◆ **THE EXERCISE**: From the records below, select and copy every line that contains the string "salary".
== TASK INPUT
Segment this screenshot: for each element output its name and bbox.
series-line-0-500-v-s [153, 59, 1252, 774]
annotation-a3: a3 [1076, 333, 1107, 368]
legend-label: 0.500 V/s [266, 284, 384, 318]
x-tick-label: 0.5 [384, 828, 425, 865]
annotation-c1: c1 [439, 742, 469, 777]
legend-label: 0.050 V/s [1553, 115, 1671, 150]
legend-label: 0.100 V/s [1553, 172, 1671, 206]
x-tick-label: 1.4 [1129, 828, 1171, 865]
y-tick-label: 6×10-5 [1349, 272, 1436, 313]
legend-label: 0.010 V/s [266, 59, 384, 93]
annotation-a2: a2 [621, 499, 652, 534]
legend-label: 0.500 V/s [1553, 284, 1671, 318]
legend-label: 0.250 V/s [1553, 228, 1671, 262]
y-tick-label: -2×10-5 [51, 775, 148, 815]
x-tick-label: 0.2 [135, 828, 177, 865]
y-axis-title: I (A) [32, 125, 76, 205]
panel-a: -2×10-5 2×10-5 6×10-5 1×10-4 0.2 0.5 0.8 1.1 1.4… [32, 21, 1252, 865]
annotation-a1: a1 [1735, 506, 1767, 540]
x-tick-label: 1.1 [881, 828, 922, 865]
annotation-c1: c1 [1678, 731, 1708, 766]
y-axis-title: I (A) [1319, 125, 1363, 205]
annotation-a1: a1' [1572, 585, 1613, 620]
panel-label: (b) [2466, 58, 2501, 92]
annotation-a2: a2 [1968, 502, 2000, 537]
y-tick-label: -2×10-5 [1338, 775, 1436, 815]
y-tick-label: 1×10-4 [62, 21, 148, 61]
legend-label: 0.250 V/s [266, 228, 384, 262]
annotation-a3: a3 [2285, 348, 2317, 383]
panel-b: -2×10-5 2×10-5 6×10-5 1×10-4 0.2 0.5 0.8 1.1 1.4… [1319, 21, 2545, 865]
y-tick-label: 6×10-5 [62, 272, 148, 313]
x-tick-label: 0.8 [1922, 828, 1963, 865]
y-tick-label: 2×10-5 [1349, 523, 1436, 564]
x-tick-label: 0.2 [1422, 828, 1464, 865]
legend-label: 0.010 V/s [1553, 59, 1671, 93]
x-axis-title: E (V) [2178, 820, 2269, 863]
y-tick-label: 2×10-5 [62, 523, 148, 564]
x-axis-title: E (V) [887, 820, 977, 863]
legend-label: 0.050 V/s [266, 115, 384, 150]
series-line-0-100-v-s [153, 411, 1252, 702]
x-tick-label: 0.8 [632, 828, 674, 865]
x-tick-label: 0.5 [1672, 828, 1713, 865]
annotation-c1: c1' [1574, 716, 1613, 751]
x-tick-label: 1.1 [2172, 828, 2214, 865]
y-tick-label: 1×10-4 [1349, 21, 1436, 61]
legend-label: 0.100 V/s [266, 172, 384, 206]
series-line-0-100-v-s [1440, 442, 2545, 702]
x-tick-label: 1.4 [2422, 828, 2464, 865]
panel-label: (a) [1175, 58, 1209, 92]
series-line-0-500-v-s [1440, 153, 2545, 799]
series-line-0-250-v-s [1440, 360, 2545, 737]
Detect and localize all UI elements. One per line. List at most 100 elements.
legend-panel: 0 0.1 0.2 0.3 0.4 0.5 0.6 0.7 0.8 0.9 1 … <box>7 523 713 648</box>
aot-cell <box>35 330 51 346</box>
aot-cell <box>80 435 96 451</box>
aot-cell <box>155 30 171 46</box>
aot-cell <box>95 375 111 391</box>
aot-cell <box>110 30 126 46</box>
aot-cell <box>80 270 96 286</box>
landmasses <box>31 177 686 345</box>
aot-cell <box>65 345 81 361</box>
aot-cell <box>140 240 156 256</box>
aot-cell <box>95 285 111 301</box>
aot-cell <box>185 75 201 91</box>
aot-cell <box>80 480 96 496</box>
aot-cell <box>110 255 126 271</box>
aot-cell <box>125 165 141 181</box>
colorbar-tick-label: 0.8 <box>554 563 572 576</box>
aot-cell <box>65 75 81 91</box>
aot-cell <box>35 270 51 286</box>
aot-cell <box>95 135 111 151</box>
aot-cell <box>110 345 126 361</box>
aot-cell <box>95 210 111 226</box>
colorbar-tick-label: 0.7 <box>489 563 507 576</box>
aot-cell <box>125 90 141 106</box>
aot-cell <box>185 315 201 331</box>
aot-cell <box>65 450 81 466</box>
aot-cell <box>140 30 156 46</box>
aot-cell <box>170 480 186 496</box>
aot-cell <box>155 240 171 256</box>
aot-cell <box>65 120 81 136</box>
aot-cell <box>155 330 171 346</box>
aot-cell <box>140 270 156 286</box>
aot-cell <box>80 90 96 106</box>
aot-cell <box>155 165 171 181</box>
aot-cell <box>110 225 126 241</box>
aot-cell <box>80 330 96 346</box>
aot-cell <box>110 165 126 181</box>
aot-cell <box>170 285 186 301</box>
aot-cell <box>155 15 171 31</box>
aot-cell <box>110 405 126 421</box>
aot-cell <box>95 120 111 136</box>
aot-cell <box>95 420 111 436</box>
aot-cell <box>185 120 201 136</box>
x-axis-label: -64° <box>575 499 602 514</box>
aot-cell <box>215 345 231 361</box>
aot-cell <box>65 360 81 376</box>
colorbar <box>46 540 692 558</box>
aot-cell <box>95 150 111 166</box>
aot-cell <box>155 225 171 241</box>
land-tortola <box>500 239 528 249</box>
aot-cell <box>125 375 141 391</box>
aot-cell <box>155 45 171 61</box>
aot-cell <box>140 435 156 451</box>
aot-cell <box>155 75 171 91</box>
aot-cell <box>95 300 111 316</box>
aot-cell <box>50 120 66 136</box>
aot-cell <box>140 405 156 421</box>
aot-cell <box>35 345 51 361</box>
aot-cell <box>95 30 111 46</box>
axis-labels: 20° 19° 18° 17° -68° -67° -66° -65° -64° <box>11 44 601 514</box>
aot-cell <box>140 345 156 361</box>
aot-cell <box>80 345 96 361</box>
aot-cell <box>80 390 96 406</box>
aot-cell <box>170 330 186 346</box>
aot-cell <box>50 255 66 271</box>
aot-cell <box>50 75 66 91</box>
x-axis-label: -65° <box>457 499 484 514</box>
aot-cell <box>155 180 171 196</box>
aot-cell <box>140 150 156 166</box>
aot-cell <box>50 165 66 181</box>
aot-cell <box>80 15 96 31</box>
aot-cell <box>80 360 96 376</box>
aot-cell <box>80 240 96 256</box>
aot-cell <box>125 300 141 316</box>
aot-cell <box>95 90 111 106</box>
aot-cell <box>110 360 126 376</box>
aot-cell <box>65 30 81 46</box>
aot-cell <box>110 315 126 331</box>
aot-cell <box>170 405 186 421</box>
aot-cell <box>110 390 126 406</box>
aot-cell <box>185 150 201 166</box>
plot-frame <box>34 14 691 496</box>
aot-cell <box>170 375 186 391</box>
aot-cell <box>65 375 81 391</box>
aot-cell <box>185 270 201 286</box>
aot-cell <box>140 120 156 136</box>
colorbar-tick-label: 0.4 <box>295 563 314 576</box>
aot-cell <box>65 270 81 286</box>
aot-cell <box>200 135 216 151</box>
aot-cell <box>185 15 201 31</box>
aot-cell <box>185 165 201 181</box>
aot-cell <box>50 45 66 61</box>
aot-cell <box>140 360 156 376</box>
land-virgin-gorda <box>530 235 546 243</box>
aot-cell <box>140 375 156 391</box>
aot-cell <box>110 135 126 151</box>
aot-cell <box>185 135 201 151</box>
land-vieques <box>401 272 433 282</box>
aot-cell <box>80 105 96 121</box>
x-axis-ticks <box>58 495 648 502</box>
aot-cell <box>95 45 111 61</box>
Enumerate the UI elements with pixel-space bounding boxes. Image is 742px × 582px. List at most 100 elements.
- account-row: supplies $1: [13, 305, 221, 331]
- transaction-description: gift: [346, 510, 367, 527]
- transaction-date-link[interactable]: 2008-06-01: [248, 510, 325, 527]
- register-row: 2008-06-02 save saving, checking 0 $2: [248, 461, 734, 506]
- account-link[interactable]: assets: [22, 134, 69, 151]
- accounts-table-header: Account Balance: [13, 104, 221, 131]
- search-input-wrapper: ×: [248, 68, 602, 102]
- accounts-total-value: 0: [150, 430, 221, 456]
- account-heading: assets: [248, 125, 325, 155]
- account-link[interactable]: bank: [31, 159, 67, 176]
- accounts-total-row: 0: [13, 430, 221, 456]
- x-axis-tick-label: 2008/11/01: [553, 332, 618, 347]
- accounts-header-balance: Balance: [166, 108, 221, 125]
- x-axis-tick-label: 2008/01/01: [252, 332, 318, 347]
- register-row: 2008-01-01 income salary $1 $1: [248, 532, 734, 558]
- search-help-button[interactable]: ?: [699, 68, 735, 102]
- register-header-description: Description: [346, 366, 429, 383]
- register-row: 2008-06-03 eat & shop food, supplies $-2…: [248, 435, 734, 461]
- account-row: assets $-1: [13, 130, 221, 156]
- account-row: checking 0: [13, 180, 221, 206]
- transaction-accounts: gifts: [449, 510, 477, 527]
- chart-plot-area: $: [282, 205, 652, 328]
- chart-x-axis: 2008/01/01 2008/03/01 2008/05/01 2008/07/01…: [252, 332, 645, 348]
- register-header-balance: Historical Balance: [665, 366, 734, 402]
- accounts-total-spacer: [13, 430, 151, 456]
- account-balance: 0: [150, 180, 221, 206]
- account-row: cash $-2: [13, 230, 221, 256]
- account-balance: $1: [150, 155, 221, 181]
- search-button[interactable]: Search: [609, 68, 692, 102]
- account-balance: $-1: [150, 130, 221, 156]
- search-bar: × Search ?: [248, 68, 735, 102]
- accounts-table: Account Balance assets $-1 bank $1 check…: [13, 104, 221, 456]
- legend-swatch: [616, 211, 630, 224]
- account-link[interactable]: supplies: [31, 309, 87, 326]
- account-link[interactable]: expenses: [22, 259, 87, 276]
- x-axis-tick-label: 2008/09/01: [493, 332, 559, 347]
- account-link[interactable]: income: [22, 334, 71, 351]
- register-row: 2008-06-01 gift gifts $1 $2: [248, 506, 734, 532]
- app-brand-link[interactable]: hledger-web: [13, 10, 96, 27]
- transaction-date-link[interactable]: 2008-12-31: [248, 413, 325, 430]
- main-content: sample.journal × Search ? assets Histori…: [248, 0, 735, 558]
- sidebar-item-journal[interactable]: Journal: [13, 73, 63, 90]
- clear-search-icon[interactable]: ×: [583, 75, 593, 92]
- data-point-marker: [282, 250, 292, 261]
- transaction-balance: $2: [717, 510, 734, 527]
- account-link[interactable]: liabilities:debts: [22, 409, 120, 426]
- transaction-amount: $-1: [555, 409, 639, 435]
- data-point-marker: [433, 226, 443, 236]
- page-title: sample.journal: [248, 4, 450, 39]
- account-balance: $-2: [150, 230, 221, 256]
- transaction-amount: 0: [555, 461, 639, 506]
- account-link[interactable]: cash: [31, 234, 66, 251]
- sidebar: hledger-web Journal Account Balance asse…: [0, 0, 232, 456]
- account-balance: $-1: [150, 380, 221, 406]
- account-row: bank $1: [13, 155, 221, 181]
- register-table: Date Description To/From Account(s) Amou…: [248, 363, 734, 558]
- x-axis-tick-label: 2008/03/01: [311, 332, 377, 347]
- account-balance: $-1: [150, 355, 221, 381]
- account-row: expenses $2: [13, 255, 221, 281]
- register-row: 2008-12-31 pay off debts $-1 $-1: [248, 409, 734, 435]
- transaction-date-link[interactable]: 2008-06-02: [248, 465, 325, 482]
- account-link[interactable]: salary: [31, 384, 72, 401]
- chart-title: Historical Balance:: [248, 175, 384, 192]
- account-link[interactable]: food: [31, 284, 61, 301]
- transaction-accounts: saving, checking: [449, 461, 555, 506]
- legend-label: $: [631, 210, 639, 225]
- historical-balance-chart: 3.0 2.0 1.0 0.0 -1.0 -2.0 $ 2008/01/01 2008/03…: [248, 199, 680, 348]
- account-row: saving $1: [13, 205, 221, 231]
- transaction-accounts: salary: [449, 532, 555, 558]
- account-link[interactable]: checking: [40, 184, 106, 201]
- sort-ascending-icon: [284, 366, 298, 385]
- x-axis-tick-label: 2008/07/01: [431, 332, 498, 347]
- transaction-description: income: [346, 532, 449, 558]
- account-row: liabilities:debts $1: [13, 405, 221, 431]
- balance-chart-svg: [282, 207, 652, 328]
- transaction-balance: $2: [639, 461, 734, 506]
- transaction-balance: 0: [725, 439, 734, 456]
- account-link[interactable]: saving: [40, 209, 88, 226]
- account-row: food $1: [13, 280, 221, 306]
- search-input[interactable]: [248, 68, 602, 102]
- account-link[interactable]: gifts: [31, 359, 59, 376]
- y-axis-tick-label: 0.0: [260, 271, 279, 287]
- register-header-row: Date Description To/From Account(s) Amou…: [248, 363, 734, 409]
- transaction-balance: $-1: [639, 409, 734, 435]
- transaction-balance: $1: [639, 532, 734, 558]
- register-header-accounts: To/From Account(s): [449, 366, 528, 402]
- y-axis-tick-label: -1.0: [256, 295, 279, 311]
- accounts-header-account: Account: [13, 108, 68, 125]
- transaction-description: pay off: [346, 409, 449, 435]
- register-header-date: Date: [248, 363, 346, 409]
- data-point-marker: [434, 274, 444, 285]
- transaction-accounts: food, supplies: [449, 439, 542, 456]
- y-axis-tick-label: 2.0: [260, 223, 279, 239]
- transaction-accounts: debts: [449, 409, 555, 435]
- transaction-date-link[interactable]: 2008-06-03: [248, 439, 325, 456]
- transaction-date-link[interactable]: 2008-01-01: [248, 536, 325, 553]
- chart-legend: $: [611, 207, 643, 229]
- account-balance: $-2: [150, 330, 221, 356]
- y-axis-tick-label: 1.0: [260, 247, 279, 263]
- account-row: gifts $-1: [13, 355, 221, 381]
====
◆ **OUTPUT OF THE TASK**:
- register-row: 2008-01-01 income salary $1 $1: [248, 532, 734, 558]
- account-link[interactable]: salary: [31, 384, 72, 401]
- transaction-accounts: salary: [449, 532, 555, 558]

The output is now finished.